## Written problem
Locate the word "TradingView" in the material, then show every line that holds it.

## The input
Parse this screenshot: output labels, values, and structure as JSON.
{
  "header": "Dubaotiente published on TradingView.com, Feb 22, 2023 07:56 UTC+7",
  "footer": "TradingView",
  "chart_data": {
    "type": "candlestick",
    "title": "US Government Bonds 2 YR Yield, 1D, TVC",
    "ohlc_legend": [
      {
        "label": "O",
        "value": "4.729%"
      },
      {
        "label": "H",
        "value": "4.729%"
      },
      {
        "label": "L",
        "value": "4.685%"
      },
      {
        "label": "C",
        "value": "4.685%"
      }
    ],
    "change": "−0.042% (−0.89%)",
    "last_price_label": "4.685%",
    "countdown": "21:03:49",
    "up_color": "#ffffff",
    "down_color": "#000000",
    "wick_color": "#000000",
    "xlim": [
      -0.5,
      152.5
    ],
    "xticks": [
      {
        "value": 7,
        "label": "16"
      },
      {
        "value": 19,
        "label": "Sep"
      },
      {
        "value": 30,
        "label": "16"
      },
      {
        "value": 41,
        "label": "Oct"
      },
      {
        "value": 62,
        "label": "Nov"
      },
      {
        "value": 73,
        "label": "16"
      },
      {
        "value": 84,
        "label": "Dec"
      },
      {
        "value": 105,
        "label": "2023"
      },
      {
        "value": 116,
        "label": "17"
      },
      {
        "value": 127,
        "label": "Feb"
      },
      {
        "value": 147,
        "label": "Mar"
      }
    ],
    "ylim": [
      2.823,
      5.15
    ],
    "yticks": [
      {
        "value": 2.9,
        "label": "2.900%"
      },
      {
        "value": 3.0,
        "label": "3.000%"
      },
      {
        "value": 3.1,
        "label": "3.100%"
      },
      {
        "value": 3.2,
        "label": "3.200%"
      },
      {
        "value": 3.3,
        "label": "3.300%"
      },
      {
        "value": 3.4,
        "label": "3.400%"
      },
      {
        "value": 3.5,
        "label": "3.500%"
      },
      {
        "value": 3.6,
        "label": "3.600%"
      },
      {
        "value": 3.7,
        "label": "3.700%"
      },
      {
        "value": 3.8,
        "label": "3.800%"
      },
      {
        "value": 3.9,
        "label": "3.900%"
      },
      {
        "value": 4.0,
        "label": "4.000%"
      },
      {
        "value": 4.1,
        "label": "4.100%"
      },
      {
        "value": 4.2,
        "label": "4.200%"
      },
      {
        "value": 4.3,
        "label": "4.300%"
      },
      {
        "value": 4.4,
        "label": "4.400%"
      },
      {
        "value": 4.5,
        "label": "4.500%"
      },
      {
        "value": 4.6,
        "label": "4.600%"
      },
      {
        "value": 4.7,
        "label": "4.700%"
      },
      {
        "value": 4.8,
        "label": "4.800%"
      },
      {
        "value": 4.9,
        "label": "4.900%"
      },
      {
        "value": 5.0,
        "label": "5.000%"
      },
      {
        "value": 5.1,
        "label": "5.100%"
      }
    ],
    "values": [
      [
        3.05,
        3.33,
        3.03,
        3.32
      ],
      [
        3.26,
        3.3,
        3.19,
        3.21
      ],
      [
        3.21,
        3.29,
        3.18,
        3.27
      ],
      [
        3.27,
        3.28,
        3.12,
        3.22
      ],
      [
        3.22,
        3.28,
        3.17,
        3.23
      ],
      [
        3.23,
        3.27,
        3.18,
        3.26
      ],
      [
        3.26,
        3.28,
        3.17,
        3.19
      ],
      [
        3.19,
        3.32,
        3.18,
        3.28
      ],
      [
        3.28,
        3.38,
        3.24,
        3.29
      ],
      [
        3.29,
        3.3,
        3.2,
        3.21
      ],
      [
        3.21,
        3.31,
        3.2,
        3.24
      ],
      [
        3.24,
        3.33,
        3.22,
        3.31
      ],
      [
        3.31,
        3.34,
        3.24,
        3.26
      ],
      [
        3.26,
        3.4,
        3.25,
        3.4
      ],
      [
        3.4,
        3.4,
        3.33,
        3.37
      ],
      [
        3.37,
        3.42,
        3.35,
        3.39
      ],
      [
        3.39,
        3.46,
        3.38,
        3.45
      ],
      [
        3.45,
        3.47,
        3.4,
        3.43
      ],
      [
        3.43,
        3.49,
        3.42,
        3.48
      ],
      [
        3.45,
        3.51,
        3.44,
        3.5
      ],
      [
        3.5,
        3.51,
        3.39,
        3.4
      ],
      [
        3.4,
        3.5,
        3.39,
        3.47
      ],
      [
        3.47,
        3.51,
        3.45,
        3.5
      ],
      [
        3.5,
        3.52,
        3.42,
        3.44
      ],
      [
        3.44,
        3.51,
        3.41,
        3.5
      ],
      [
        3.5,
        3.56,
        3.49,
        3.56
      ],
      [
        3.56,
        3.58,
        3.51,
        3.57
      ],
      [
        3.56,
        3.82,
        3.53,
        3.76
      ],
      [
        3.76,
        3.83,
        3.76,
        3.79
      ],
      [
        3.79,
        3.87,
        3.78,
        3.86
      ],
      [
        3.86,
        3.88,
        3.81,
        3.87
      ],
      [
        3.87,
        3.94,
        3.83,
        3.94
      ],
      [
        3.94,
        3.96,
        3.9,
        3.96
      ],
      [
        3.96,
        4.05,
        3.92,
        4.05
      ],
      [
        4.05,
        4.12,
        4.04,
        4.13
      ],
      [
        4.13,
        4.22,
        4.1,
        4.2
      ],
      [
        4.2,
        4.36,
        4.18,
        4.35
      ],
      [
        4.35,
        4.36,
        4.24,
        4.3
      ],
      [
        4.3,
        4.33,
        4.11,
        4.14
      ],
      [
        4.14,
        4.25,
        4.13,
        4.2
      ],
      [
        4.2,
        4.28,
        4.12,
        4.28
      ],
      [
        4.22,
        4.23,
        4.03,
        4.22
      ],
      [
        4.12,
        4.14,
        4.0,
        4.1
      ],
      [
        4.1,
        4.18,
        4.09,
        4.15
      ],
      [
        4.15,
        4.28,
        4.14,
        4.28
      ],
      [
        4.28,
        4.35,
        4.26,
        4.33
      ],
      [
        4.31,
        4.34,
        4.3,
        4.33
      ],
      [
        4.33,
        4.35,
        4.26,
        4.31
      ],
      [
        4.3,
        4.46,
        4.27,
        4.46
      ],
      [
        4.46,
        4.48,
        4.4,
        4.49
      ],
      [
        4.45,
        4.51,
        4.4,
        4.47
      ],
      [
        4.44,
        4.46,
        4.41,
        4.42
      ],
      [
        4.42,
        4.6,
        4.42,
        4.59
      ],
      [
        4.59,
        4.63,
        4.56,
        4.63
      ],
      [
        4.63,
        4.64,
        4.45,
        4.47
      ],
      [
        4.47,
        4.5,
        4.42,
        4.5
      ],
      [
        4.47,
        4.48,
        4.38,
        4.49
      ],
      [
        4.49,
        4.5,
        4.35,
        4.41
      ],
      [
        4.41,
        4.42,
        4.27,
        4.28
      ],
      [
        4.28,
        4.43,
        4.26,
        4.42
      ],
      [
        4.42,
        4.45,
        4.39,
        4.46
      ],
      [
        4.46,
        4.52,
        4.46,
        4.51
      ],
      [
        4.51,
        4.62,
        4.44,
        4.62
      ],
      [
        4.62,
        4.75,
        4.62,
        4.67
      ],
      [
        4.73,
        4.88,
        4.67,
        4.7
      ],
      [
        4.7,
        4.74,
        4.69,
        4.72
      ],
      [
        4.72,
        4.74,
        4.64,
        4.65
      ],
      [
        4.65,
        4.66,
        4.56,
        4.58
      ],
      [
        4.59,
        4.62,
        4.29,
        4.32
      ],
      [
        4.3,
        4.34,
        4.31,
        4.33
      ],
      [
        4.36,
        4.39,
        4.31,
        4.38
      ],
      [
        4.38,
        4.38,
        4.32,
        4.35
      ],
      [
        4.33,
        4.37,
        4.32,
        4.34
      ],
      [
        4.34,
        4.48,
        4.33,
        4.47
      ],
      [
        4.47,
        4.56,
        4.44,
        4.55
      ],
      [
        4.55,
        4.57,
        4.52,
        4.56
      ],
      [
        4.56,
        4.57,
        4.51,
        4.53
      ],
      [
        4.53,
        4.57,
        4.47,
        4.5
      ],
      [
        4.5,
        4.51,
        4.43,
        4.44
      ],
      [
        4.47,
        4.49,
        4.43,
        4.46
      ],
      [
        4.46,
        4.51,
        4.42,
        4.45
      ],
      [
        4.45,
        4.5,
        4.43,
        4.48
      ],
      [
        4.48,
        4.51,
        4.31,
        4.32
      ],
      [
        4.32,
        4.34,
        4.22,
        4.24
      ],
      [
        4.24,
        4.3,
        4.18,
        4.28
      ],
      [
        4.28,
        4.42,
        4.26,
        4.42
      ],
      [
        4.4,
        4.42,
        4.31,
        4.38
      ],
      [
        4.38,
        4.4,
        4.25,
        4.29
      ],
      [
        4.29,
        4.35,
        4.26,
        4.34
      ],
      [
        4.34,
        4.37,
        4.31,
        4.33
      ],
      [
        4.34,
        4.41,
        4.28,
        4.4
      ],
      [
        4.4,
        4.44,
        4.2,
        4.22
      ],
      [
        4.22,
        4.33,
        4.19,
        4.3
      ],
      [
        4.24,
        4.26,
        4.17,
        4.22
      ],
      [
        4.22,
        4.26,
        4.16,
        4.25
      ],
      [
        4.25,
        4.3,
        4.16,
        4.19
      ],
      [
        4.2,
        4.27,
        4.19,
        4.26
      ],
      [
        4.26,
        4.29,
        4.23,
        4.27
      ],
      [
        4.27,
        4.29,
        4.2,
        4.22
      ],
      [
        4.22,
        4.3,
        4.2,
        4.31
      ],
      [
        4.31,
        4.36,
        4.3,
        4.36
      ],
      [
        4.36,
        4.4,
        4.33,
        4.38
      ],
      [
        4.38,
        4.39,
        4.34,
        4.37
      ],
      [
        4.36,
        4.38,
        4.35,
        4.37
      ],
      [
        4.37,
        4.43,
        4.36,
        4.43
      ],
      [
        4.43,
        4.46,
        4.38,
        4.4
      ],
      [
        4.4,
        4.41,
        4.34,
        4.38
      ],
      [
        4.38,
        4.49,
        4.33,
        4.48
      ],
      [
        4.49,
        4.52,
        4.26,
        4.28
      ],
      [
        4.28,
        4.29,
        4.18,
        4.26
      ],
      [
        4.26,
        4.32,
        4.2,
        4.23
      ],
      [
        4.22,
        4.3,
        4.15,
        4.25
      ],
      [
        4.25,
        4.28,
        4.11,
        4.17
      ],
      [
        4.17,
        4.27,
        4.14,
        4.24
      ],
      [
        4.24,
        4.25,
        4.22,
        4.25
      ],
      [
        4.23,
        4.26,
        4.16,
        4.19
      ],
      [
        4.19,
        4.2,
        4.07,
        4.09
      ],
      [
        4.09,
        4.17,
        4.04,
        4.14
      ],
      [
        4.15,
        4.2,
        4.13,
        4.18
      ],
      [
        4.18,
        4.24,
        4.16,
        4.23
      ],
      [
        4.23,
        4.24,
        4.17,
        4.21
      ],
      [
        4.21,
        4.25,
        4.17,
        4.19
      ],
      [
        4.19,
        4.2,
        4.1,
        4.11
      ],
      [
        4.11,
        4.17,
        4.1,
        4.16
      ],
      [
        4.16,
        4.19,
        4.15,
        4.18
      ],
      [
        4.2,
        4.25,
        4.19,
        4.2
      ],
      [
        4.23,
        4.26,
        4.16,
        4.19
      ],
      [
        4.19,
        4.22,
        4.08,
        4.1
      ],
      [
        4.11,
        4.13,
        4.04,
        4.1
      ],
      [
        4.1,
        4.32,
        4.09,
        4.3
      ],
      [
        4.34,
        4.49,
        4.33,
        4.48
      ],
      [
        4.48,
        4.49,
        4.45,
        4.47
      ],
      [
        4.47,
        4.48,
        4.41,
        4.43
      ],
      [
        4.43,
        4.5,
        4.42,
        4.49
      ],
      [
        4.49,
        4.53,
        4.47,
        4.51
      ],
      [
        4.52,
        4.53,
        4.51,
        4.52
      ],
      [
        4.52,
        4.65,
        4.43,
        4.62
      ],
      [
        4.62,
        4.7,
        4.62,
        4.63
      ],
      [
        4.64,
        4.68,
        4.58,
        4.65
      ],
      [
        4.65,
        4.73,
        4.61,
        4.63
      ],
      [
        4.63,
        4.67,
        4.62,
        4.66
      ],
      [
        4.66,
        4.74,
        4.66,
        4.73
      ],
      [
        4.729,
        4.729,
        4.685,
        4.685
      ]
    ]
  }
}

## Complete answer
  "header": "Dubaotiente published on TradingView.com, Feb 22, 2023 07:56 UTC+7",
  "footer": "TradingView",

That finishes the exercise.